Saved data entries
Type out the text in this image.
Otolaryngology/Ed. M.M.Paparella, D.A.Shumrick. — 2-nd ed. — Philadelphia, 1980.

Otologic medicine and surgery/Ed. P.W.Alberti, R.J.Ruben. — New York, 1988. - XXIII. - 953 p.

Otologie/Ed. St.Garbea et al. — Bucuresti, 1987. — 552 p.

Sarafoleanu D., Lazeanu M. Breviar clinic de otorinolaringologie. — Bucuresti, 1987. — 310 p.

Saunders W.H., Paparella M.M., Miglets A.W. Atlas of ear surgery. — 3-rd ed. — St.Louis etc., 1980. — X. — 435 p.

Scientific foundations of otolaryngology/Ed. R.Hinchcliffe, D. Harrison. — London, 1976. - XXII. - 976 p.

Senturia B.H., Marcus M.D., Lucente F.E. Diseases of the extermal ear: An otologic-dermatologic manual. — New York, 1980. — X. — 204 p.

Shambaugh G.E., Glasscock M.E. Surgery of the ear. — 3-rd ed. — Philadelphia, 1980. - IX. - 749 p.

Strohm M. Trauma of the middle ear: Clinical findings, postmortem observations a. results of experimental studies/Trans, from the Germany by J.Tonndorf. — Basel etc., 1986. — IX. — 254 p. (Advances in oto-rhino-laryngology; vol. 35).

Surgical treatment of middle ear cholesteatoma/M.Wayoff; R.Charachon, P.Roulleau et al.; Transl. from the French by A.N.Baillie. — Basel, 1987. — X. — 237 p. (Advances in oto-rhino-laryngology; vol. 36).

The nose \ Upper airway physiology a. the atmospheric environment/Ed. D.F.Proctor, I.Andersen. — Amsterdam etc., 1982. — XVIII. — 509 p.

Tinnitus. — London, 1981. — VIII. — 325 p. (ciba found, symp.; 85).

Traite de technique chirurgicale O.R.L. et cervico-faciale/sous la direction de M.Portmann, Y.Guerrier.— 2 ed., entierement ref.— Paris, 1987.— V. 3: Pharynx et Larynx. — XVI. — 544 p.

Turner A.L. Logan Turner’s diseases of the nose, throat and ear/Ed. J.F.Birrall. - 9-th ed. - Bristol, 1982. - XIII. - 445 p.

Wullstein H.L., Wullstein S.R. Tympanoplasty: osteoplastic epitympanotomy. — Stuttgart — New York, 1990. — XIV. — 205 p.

> **DESCRIPTION OF THE TASK**: Isolate the lines that hold the word "Bucuresti" and copy all of them.

> **COMPLETED TASK**:
Otologie/Ed. St.Garbea et al. — Bucuresti, 1987. — 552 p.
Sarafoleanu D., Lazeanu M. Breviar clinic de otorinolaringologie. — Bucuresti, 1987. — 310 p.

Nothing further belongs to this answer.